■ **Short exercise**
Repeat the listing in full, preserving every character.

Records from a data source:

-------

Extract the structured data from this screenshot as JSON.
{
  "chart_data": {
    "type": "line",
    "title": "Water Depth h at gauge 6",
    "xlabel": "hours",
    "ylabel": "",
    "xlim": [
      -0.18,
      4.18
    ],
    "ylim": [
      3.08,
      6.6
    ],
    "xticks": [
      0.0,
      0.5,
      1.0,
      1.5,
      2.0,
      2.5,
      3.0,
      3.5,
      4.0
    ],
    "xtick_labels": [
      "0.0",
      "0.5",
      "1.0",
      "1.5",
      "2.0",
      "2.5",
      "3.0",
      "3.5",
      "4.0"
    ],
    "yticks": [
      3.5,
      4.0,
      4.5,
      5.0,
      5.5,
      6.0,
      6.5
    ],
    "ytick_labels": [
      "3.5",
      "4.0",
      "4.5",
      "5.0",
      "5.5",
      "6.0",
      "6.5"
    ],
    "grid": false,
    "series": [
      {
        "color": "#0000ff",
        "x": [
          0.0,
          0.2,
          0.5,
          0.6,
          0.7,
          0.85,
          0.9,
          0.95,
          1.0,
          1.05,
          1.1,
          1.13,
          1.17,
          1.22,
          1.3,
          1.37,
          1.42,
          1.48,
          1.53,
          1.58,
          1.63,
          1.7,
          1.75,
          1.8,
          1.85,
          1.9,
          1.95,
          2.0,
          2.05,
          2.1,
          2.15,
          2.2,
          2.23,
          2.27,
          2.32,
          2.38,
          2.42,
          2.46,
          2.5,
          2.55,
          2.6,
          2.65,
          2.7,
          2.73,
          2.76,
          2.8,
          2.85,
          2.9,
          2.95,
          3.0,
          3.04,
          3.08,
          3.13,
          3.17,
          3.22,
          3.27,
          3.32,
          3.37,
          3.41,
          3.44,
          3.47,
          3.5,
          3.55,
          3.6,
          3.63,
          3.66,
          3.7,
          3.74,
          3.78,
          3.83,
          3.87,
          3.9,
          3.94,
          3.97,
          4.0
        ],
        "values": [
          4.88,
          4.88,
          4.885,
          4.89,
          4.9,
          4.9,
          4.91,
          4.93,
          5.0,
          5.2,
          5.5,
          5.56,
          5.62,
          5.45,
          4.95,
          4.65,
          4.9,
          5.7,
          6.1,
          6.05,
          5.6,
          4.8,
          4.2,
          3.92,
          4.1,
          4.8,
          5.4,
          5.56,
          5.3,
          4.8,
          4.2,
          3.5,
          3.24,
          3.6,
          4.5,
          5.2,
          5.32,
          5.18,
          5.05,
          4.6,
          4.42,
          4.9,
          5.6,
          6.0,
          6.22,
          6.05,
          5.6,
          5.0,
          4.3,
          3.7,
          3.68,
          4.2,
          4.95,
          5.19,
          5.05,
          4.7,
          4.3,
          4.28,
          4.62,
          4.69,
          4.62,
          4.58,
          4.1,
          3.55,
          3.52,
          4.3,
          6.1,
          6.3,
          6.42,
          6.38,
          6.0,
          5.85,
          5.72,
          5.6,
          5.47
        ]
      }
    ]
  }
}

-------

■ **Final result**
Extract the structured data from this screenshot as JSON.
{
  "chart_data": {
    "type": "line",
    "title": "Water Depth h at gauge 6",
    "xlabel": "hours",
    "ylabel": "",
    "xlim": [
      -0.18,
      4.18
    ],
    "ylim": [
      3.08,
      6.6
    ],
    "xticks": [
      0.0,
      0.5,
      1.0,
      1.5,
      2.0,
      2.5,
      3.0,
      3.5,
      4.0
    ],
    "xtick_labels": [
      "0.0",
      "0.5",
      "1.0",
      "1.5",
      "2.0",
      "2.5",
      "3.0",
      "3.5",
      "4.0"
    ],
    "yticks": [
      3.5,
      4.0,
      4.5,
      5.0,
      5.5,
      6.0,
      6.5
    ],
    "ytick_labels": [
      "3.5",
      "4.0",
      "4.5",
      "5.0",
      "5.5",
      "6.0",
      "6.5"
    ],
    "grid": false,
    "series": [
      {
        "color": "#0000ff",
        "x": [
          0.0,
          0.2,
          0.5,
          0.6,
          0.7,
          0.85,
          0.9,
          0.95,
          1.0,
          1.05,
          1.1,
          1.13,
          1.17,
          1.22,
          1.3,
          1.37,
          1.42,
          1.48,
          1.53,
          1.58,
          1.63,
          1.7,
          1.75,
          1.8,
          1.85,
          1.9,
          1.95,
          2.0,
          2.05,
          2.1,
          2.15,
          2.2,
          2.23,
          2.27,
          2.32,
          2.38,
          2.42,
          2.46,
          2.5,
          2.55,
          2.6,
          2.65,
          2.7,
          2.73,
          2.76,
          2.8,
          2.85,
          2.9,
          2.95,
          3.0,
          3.04,
          3.08,
          3.13,
          3.17,
          3.22,
          3.27,
          3.32,
          3.37,
          3.41,
          3.44,
          3.47,
          3.5,
          3.55,
          3.6,
          3.63,
          3.66,
          3.7,
          3.74,
          3.78,
          3.83,
          3.87,
          3.9,
          3.94,
          3.97,
          4.0
        ],
        "values": [
          4.88,
          4.88,
          4.885,
          4.89,
          4.9,
          4.9,
          4.91,
          4.93,
          5.0,
          5.2,
          5.5,
          5.56,
          5.62,
          5.45,
          4.95,
          4.65,
          4.9,
          5.7,
          6.1,
          6.05,
          5.6,
          4.8,
          4.2,
          3.92,
          4.1,
          4.8,
          5.4,
          5.56,
          5.3,
          4.8,
          4.2,
          3.5,
          3.24,
          3.6,
          4.5,
          5.2,
          5.32,
          5.18,
          5.05,
          4.6,
          4.42,
          4.9,
          5.6,
          6.0,
          6.22,
          6.05,
          5.6,
          5.0,
          4.3,
          3.7,
          3.68,
          4.2,
          4.95,
          5.19,
          5.05,
          4.7,
          4.3,
          4.28,
          4.62,
          4.69,
          4.62,
          4.58,
          4.1,
          3.55,
          3.52,
          4.3,
          6.1,
          6.3,
          6.42,
          6.38,
          6.0,
          5.85,
          5.72,
          5.6,
          5.47
        ]
      }
    ]
  }
}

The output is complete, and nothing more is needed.